_Short exercise A_
In the rows below, arrange as a numbered list the lines from the one containing "sample-swatch: [795, 578, 819, 602]" through the one containing "point-label: 8.pH6.9: [303, 247, 352, 263]", both included, and leave out any blank lines.

----------

Image Essay by Hadley Langosy
Artist’s Statement: Aligning Realities
How to capture the world after being raised on Fellini films? How to compete with my photographic heroes—Jan Saudek, Francesca Woodman, Eugenio Recuenco? These questions haunt my every moment as a photographer.
You must understand: I have almost no interest in documentary photography that looks like documentary photography. I am drawn to the surreal, to anything that’s a step beyond the prosaic reality I’m immersed in. I don’t care about what I can see. I care about capturing the way I see the world, especially the people in my world.
Have you ever noticed that the photo you take of your mother looks different from the almost identical pose your father snaps? He’s photographing the lover he’s chosen to share his life with; you’re photographing the woman who scares your night terrors away. She is beautiful, extraordinary, unique to each of you. And those unique perceptions show in the images we create of people we love.

----------

_Short exercise B_
Summarize the artist's statement in three sentences.

_Listed records_
----------

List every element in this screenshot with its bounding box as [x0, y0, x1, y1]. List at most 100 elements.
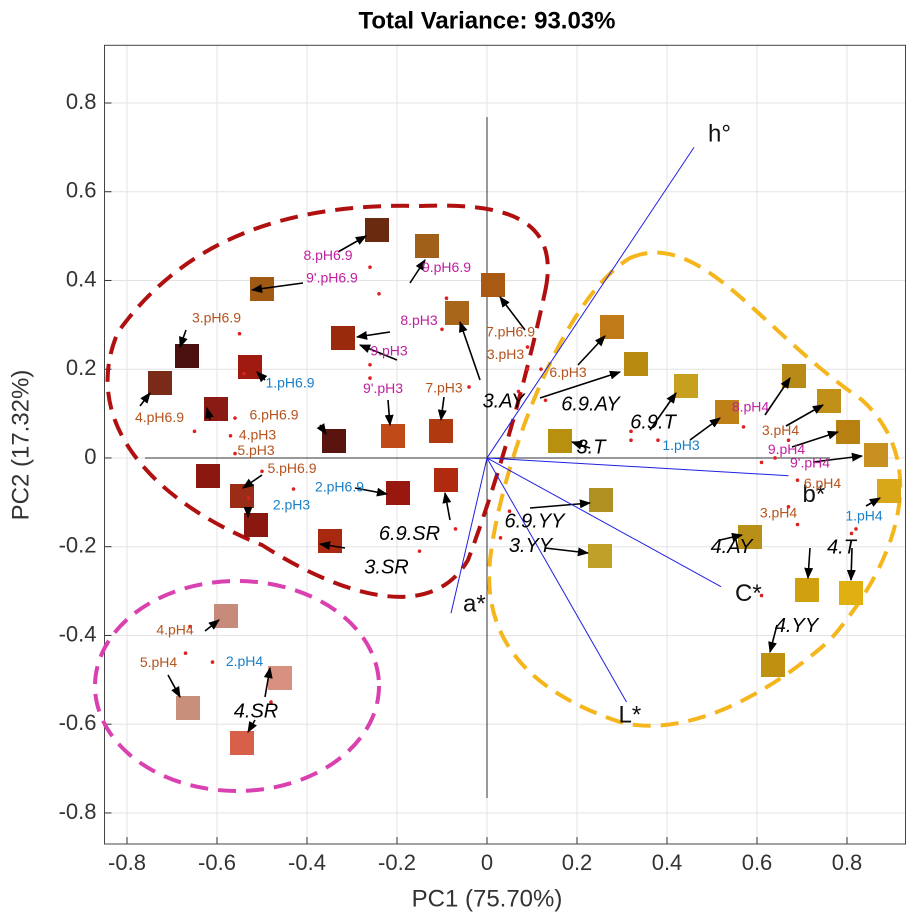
sample-swatch: [795, 578, 819, 602]
sample-swatch: [588, 544, 612, 568]
sample-point: [656, 438, 660, 442]
loading-label: L*: [619, 701, 642, 728]
y-tick-label: 0: [84, 444, 96, 469]
sample-swatch: [268, 666, 292, 690]
sample-point: [193, 430, 197, 434]
pointer-arrow: [808, 548, 810, 578]
pointer-arrow: [530, 503, 590, 508]
sample-swatch: [175, 344, 199, 368]
sample-point: [526, 345, 530, 349]
sample-swatch: [415, 234, 439, 258]
point-label: 6.9.YY: [504, 510, 566, 532]
point-label: 9'.pH6.9: [306, 269, 358, 285]
sample-swatch: [381, 424, 405, 448]
pointer-arrow: [168, 675, 180, 697]
sample-point: [796, 478, 800, 482]
sample-point: [539, 367, 543, 371]
chart: Total Variance: 93.03% PC1 (75.70%) PC2 …: [0, 0, 912, 918]
point-label: 3.SR: [364, 556, 408, 578]
y-tick-label: 0.8: [66, 89, 97, 114]
sample-swatch: [214, 604, 238, 628]
point-label: 8.pH6.9: [303, 247, 352, 263]
sample-swatch: [839, 581, 863, 605]
y-tick-label: -0.8: [59, 799, 97, 824]
y-tick-label: 0.6: [66, 178, 97, 203]
point-label: 4.SR: [234, 700, 278, 722]
sample-point: [242, 372, 246, 376]
sample-point: [796, 523, 800, 527]
y-tick-label: 0.2: [66, 355, 97, 380]
sample-swatch: [481, 273, 505, 297]
point-label: 3.pH6.9: [192, 309, 241, 325]
point-label: 2.pH3: [273, 497, 311, 513]
y-tick-label: -0.4: [59, 621, 97, 646]
sample-swatch: [318, 529, 342, 553]
sample-swatch: [864, 443, 888, 467]
sample-swatch: [817, 389, 841, 413]
sample-point: [260, 469, 264, 473]
x-tick-label: 0.6: [742, 850, 773, 875]
sample-point: [440, 327, 444, 331]
x-tick-label: -0.2: [378, 850, 416, 875]
x-tick-label: 0.8: [832, 850, 863, 875]
point-label: 3.AY: [483, 391, 527, 413]
loading-label: a*: [463, 591, 486, 618]
sample-swatch: [429, 419, 453, 443]
point-label: 6.9.AY: [561, 394, 621, 416]
sample-swatch: [836, 420, 860, 444]
sample-point: [418, 549, 422, 553]
point-label: 4.pH3: [239, 426, 277, 442]
sample-swatch: [176, 696, 200, 720]
sample-point: [368, 363, 372, 367]
y-tick-label: -0.6: [59, 710, 97, 735]
sample-swatch: [196, 464, 220, 488]
sample-point: [544, 398, 548, 402]
sample-point: [211, 660, 215, 664]
point-label: 2.pH4: [226, 653, 264, 669]
chart-title: Total Variance: 93.03%: [358, 7, 615, 34]
point-label: 3.YY: [509, 535, 554, 557]
point-label: 6.pH4: [804, 475, 842, 491]
point-label: 9'.pH4: [790, 455, 830, 471]
point-label: 1.pH4: [845, 508, 883, 524]
x-tick-label: 0.4: [652, 850, 683, 875]
pointer-arrow: [357, 332, 390, 337]
point-label: 6.pH6.9: [249, 407, 298, 423]
point-label: 3.T: [577, 436, 608, 458]
loading-label: h°: [708, 121, 731, 148]
y-tick-label: -0.2: [59, 533, 97, 558]
point-label: 9'.pH3: [363, 380, 403, 396]
sample-point: [773, 456, 777, 460]
x-tick-label: -0.6: [198, 850, 236, 875]
point-label: 5.pH3: [237, 442, 275, 458]
x-axis-label: PC1 (75.70%): [412, 885, 563, 912]
pointer-arrow: [441, 397, 444, 420]
loading-vector: [487, 458, 789, 476]
point-label: 6.9.T: [630, 412, 677, 434]
sample-point: [233, 452, 237, 456]
sample-point: [742, 425, 746, 429]
sample-point: [238, 332, 242, 336]
sample-swatch: [238, 355, 262, 379]
x-tick-label: -0.4: [288, 850, 326, 875]
sample-point: [526, 367, 530, 371]
sample-swatch: [331, 326, 355, 350]
pointer-arrow: [460, 322, 480, 380]
point-label: 6.pH3: [549, 364, 587, 380]
point-label: 5.pH6.9: [267, 460, 316, 476]
pointer-arrow: [578, 336, 605, 365]
point-label: 6.9.SR: [379, 523, 440, 545]
loading-label: C*: [735, 580, 762, 607]
sample-point: [499, 536, 503, 540]
sample-point: [292, 487, 296, 491]
sample-point: [368, 265, 372, 269]
point-label: 9.pH3: [370, 342, 408, 358]
sample-swatch: [600, 315, 624, 339]
point-label: 4.T: [827, 537, 858, 559]
sample-swatch: [674, 374, 698, 398]
x-tick-label: 0: [481, 850, 493, 875]
sample-point: [850, 532, 854, 536]
sample-swatch: [877, 479, 901, 503]
sample-swatch: [548, 429, 572, 453]
point-label: 3.pH3: [487, 346, 525, 362]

----------

_Full response A_
1. sample-swatch: [795, 578, 819, 602]
2. sample-swatch: [588, 544, 612, 568]
3. sample-point: [656, 438, 660, 442]
4. loading-label: L*: [619, 701, 642, 728]
5. y-tick-label: 0: [84, 444, 96, 469]
6. sample-swatch: [268, 666, 292, 690]
7. sample-point: [193, 430, 197, 434]
8. pointer-arrow: [808, 548, 810, 578]
9. pointer-arrow: [530, 503, 590, 508]
10. sample-swatch: [175, 344, 199, 368]
11. sample-point: [526, 345, 530, 349]
12. sample-swatch: [415, 234, 439, 258]
13. point-label: 6.9.YY: [504, 510, 566, 532]
14. point-label: 9'.pH6.9: [306, 269, 358, 285]
15. sample-swatch: [381, 424, 405, 448]
16. pointer-arrow: [168, 675, 180, 697]
17. sample-point: [796, 478, 800, 482]
18. sample-point: [539, 367, 543, 371]
19. chart: Total Variance: 93.03% PC1 (75.70%) PC2 …: [0, 0, 912, 918]
20. point-label: 3.SR: [364, 556, 408, 578]
21. y-tick-label: 0.8: [66, 89, 97, 114]
22. sample-swatch: [214, 604, 238, 628]
23. point-label: 8.pH6.9: [303, 247, 352, 263]

_Full response B_
The photographer is haunted by how to capture the world after being raised on Fellini films and how to compete with heroes such as Jan Saudek, Francesca Woodman, and Eugenio Recuenco. Drawn to the surreal rather than to documentary photography that looks like documentary photography, the photographer cares about capturing the way they see the world, especially the people in it. A photo of a mother taken by her child looks different from a nearly identical one taken by the father, since each person's unique perception shows in the images made of people they love.